Give the number of lines in the records below that include "title", and nothing more.

#####

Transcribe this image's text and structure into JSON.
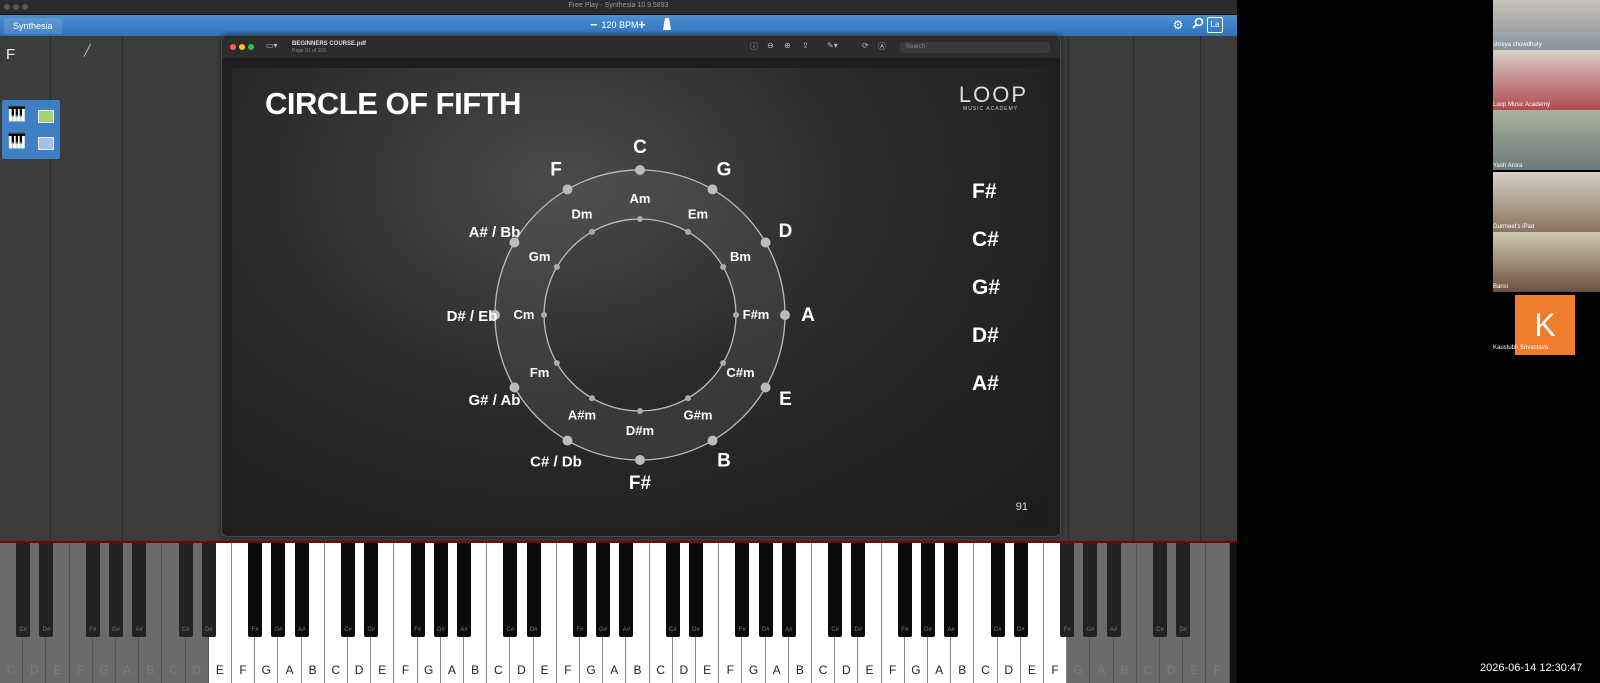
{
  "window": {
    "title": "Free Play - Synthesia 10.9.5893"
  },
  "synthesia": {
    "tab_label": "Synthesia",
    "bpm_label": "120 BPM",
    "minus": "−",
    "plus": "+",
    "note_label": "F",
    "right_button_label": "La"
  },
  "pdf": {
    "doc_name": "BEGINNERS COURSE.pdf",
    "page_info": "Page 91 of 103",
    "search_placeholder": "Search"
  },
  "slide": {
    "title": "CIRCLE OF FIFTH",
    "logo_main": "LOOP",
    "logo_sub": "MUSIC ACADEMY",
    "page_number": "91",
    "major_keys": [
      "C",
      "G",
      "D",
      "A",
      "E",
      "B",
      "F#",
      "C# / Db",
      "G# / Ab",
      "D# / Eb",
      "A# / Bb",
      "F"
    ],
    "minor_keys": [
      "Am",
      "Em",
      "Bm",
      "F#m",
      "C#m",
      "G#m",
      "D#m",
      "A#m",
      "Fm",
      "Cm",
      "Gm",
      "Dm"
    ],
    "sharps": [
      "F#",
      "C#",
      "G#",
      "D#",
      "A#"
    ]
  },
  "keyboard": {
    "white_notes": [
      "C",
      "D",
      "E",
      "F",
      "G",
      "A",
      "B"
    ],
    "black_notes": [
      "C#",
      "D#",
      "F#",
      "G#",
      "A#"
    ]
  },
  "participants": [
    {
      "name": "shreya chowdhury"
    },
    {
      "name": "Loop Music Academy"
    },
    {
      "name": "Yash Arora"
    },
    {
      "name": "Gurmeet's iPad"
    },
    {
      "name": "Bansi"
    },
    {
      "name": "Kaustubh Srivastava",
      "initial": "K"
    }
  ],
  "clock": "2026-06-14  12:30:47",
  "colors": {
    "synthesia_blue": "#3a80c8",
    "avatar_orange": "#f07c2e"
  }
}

#####

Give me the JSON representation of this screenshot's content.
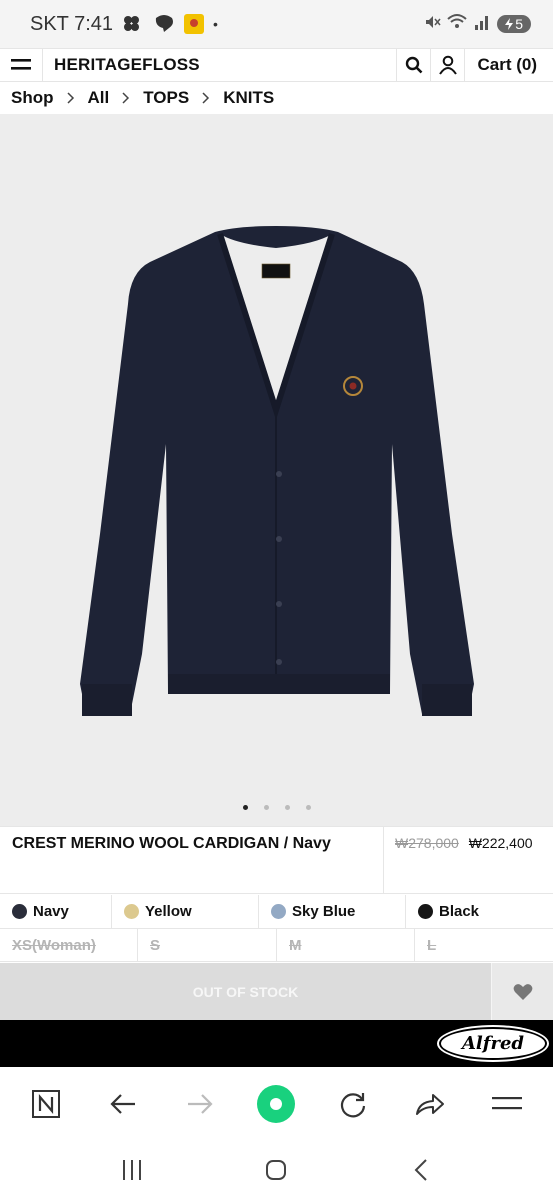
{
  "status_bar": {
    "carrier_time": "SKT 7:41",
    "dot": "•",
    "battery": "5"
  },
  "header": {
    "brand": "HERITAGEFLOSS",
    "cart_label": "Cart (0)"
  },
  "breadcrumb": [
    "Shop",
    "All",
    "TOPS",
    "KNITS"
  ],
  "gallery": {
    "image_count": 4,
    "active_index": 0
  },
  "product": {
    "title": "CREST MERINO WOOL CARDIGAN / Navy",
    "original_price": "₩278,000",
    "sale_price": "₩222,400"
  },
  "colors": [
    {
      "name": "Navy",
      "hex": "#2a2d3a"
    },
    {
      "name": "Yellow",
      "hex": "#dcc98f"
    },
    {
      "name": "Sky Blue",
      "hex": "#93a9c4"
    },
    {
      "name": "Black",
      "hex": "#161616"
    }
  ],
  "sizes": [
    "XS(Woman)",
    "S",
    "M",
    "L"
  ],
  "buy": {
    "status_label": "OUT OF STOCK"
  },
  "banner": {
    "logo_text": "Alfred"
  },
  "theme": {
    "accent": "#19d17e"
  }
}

#####

▶ **FULL ANSWER**: 3